## Given problem
Copy out the listing in full, exactly as written, but not its pictures.

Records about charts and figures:
----
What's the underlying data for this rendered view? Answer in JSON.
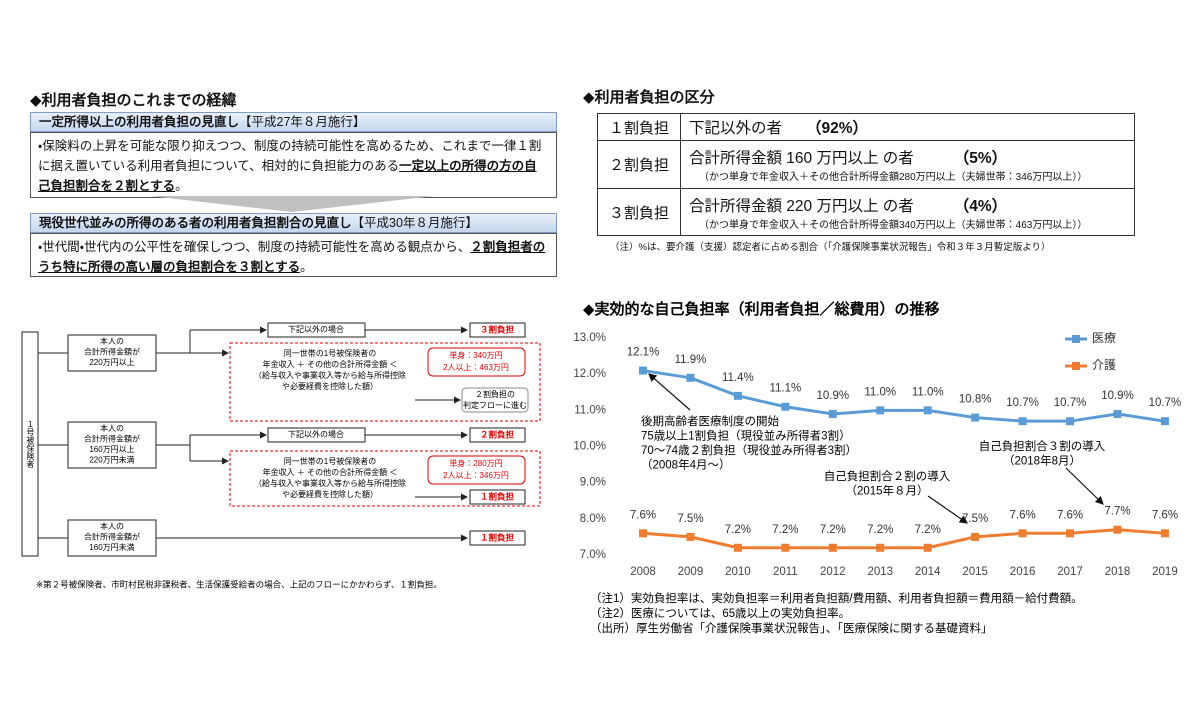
{
  "left_section": {
    "heading": "◆利用者負担のこれまでの経緯",
    "reforms": [
      {
        "title": "一定所得以上の利用者負担の見直し",
        "date": "【平成27年８月施行】",
        "body": [
          "・保険料の上昇を可能な限り抑えつつ、制度の持続可能性を高めるため、これまで一律１割に据え置いている利用者負担について、相対的に負担能力のある",
          "一定以上の所得の方の自己負担割合を２割とする",
          "。"
        ]
      },
      {
        "title": "現役世代並みの所得のある者の利用者負担割合の見直し",
        "date": "【平成30年８月施行】",
        "body": [
          "・世代間・世代内の公平性を確保しつつ、制度の持続可能性を高める観点から、",
          "２割負担者のうち特に所得の高い層の負担割合を３割とする",
          "。"
        ]
      }
    ]
  },
  "flowchart": {
    "insured": "１号被保険者",
    "groups": [
      {
        "condition": [
          "本人の",
          "合計所得金額が",
          "220万円以上"
        ],
        "otherwise": "下記以外の場合",
        "otherwise_result": "３割負担",
        "household": [
          "同一世帯の1号被保険者の",
          "年金収入 ＋ その他の合計所得金額 ＜",
          "（給与収入や事業収入等から給与所得控除",
          "や必要経費を控除した額）"
        ],
        "thresholds": [
          "単身：340万円",
          "2人以上：463万円"
        ],
        "household_result": [
          "２割負担の",
          "判定フローに進む"
        ]
      },
      {
        "condition": [
          "本人の",
          "合計所得金額が",
          "160万円以上",
          "220万円未満"
        ],
        "otherwise": "下記以外の場合",
        "otherwise_result": "２割負担",
        "household": [
          "同一世帯の1号被保険者の",
          "年金収入 ＋ その他の合計所得金額 ＜",
          "（給与収入や事業収入等から給与所得控除",
          "や必要経費を控除した額）"
        ],
        "thresholds": [
          "単身：280万円",
          "2人以上：346万円"
        ],
        "household_result": [
          "１割負担"
        ]
      },
      {
        "condition": [
          "本人の",
          "合計所得金額が",
          "160万円未満"
        ],
        "result": "１割負担"
      }
    ],
    "footnote": "※第２号被保険者、市町村民税非課税者、生活保護受給者の場合、上記のフローにかかわらず、１割負担。"
  },
  "table": {
    "heading": "◆利用者負担の区分",
    "rows": [
      {
        "category": "１割負担",
        "target": "下記以外の者",
        "share": "（92%）"
      },
      {
        "category": "２割負担",
        "target": "合計所得金額 160 万円以上 の者",
        "share": "（5%）",
        "condition": "（かつ単身で年金収入＋その他合計所得金額280万円以上（夫婦世帯：346万円以上））"
      },
      {
        "category": "３割負担",
        "target": "合計所得金額 220 万円以上 の者",
        "share": "（4%）",
        "condition": "（かつ単身で年金収入＋その他合計所得金額340万円以上（夫婦世帯：463万円以上））"
      }
    ],
    "note": "（注）%は、要介護（支援）認定者に占める割合（「介護保険事業状況報告」令和３年３月暫定版より）"
  },
  "chart_data": {
    "type": "line",
    "title": "◆実効的な自己負担率（利用者負担／総費用）の推移",
    "categories": [
      "2008",
      "2009",
      "2010",
      "2011",
      "2012",
      "2013",
      "2014",
      "2015",
      "2016",
      "2017",
      "2018",
      "2019"
    ],
    "series": [
      {
        "name": "医療",
        "color": "#5b9bd5",
        "values": [
          12.1,
          11.9,
          11.4,
          11.1,
          10.9,
          11.0,
          11.0,
          10.8,
          10.7,
          10.7,
          10.9,
          10.7
        ],
        "value_labels": [
          "12.1%",
          "11.9%",
          "11.4%",
          "11.1%",
          "10.9%",
          "11.0%",
          "11.0%",
          "10.8%",
          "10.7%",
          "10.7%",
          "10.9%",
          "10.7%"
        ]
      },
      {
        "name": "介護",
        "color": "#ed7d31",
        "values": [
          7.6,
          7.5,
          7.2,
          7.2,
          7.2,
          7.2,
          7.2,
          7.5,
          7.6,
          7.6,
          7.7,
          7.6
        ],
        "value_labels": [
          "7.6%",
          "7.5%",
          "7.2%",
          "7.2%",
          "7.2%",
          "7.2%",
          "7.2%",
          "7.5%",
          "7.6%",
          "7.6%",
          "7.7%",
          "7.6%"
        ]
      }
    ],
    "ylim": [
      7.0,
      13.0
    ],
    "yticks": [
      {
        "value": 7.0,
        "label": "7.0%"
      },
      {
        "value": 8.0,
        "label": "8.0%"
      },
      {
        "value": 9.0,
        "label": "9.0%"
      },
      {
        "value": 10.0,
        "label": "10.0%"
      },
      {
        "value": 11.0,
        "label": "11.0%"
      },
      {
        "value": 12.0,
        "label": "12.0%"
      },
      {
        "value": 13.0,
        "label": "13.0%"
      }
    ],
    "grid": false,
    "legend": "upper right",
    "annotations": [
      {
        "lines": [
          "後期高齢者医療制度の開始",
          "75歳以上1割負担（現役並み所得者3割）",
          "70～74歳２割負担（現役並み所得者3割）",
          "（2008年4月～）"
        ]
      },
      {
        "lines": [
          "自己負担割合２割の導入",
          "（2015年８月）"
        ]
      },
      {
        "lines": [
          "自己負担割合３割の導入",
          "（2018年8月）"
        ]
      }
    ],
    "notes": [
      "（注1）実効負担率は、実効負担率＝利用者負担額/費用額、利用者負担額＝費用額－給付費額。",
      "（注2）医療については、65歳以上の実効負担率。",
      "（出所）厚生労働省「介護保険事業状況報告」、「医療保険に関する基礎資料」"
    ]
  }
}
----
## The answer
What's the underlying data for this rendered view? Answer in JSON.
{
  "left_section": {
    "heading": "◆利用者負担のこれまでの経緯",
    "reforms": [
      {
        "title": "一定所得以上の利用者負担の見直し",
        "date": "【平成27年８月施行】",
        "body": [
          "・保険料の上昇を可能な限り抑えつつ、制度の持続可能性を高めるため、これまで一律１割に据え置いている利用者負担について、相対的に負担能力のある",
          "一定以上の所得の方の自己負担割合を２割とする",
          "。"
        ]
      },
      {
        "title": "現役世代並みの所得のある者の利用者負担割合の見直し",
        "date": "【平成30年８月施行】",
        "body": [
          "・世代間・世代内の公平性を確保しつつ、制度の持続可能性を高める観点から、",
          "２割負担者のうち特に所得の高い層の負担割合を３割とする",
          "。"
        ]
      }
    ]
  },
  "flowchart": {
    "insured": "１号被保険者",
    "groups": [
      {
        "condition": [
          "本人の",
          "合計所得金額が",
          "220万円以上"
        ],
        "otherwise": "下記以外の場合",
        "otherwise_result": "３割負担",
        "household": [
          "同一世帯の1号被保険者の",
          "年金収入 ＋ その他の合計所得金額 ＜",
          "（給与収入や事業収入等から給与所得控除",
          "や必要経費を控除した額）"
        ],
        "thresholds": [
          "単身：340万円",
          "2人以上：463万円"
        ],
        "household_result": [
          "２割負担の",
          "判定フローに進む"
        ]
      },
      {
        "condition": [
          "本人の",
          "合計所得金額が",
          "160万円以上",
          "220万円未満"
        ],
        "otherwise": "下記以外の場合",
        "otherwise_result": "２割負担",
        "household": [
          "同一世帯の1号被保険者の",
          "年金収入 ＋ その他の合計所得金額 ＜",
          "（給与収入や事業収入等から給与所得控除",
          "や必要経費を控除した額）"
        ],
        "thresholds": [
          "単身：280万円",
          "2人以上：346万円"
        ],
        "household_result": [
          "１割負担"
        ]
      },
      {
        "condition": [
          "本人の",
          "合計所得金額が",
          "160万円未満"
        ],
        "result": "１割負担"
      }
    ],
    "footnote": "※第２号被保険者、市町村民税非課税者、生活保護受給者の場合、上記のフローにかかわらず、１割負担。"
  },
  "table": {
    "heading": "◆利用者負担の区分",
    "rows": [
      {
        "category": "１割負担",
        "target": "下記以外の者",
        "share": "（92%）"
      },
      {
        "category": "２割負担",
        "target": "合計所得金額 160 万円以上 の者",
        "share": "（5%）",
        "condition": "（かつ単身で年金収入＋その他合計所得金額280万円以上（夫婦世帯：346万円以上））"
      },
      {
        "category": "３割負担",
        "target": "合計所得金額 220 万円以上 の者",
        "share": "（4%）",
        "condition": "（かつ単身で年金収入＋その他合計所得金額340万円以上（夫婦世帯：463万円以上））"
      }
    ],
    "note": "（注）%は、要介護（支援）認定者に占める割合（「介護保険事業状況報告」令和３年３月暫定版より）"
  },
  "chart_data": {
    "type": "line",
    "title": "◆実効的な自己負担率（利用者負担／総費用）の推移",
    "categories": [
      "2008",
      "2009",
      "2010",
      "2011",
      "2012",
      "2013",
      "2014",
      "2015",
      "2016",
      "2017",
      "2018",
      "2019"
    ],
    "series": [
      {
        "name": "医療",
        "color": "#5b9bd5",
        "values": [
          12.1,
          11.9,
          11.4,
          11.1,
          10.9,
          11.0,
          11.0,
          10.8,
          10.7,
          10.7,
          10.9,
          10.7
        ],
        "value_labels": [
          "12.1%",
          "11.9%",
          "11.4%",
          "11.1%",
          "10.9%",
          "11.0%",
          "11.0%",
          "10.8%",
          "10.7%",
          "10.7%",
          "10.9%",
          "10.7%"
        ]
      },
      {
        "name": "介護",
        "color": "#ed7d31",
        "values": [
          7.6,
          7.5,
          7.2,
          7.2,
          7.2,
          7.2,
          7.2,
          7.5,
          7.6,
          7.6,
          7.7,
          7.6
        ],
        "value_labels": [
          "7.6%",
          "7.5%",
          "7.2%",
          "7.2%",
          "7.2%",
          "7.2%",
          "7.2%",
          "7.5%",
          "7.6%",
          "7.6%",
          "7.7%",
          "7.6%"
        ]
      }
    ],
    "ylim": [
      7.0,
      13.0
    ],
    "yticks": [
      {
        "value": 7.0,
        "label": "7.0%"
      },
      {
        "value": 8.0,
        "label": "8.0%"
      },
      {
        "value": 9.0,
        "label": "9.0%"
      },
      {
        "value": 10.0,
        "label": "10.0%"
      },
      {
        "value": 11.0,
        "label": "11.0%"
      },
      {
        "value": 12.0,
        "label": "12.0%"
      },
      {
        "value": 13.0,
        "label": "13.0%"
      }
    ],
    "grid": false,
    "legend": "upper right",
    "annotations": [
      {
        "lines": [
          "後期高齢者医療制度の開始",
          "75歳以上1割負担（現役並み所得者3割）",
          "70～74歳２割負担（現役並み所得者3割）",
          "（2008年4月～）"
        ]
      },
      {
        "lines": [
          "自己負担割合２割の導入",
          "（2015年８月）"
        ]
      },
      {
        "lines": [
          "自己負担割合３割の導入",
          "（2018年8月）"
        ]
      }
    ],
    "notes": [
      "（注1）実効負担率は、実効負担率＝利用者負担額/費用額、利用者負担額＝費用額－給付費額。",
      "（注2）医療については、65歳以上の実効負担率。",
      "（出所）厚生労働省「介護保険事業状況報告」、「医療保険に関する基礎資料」"
    ]
  }
}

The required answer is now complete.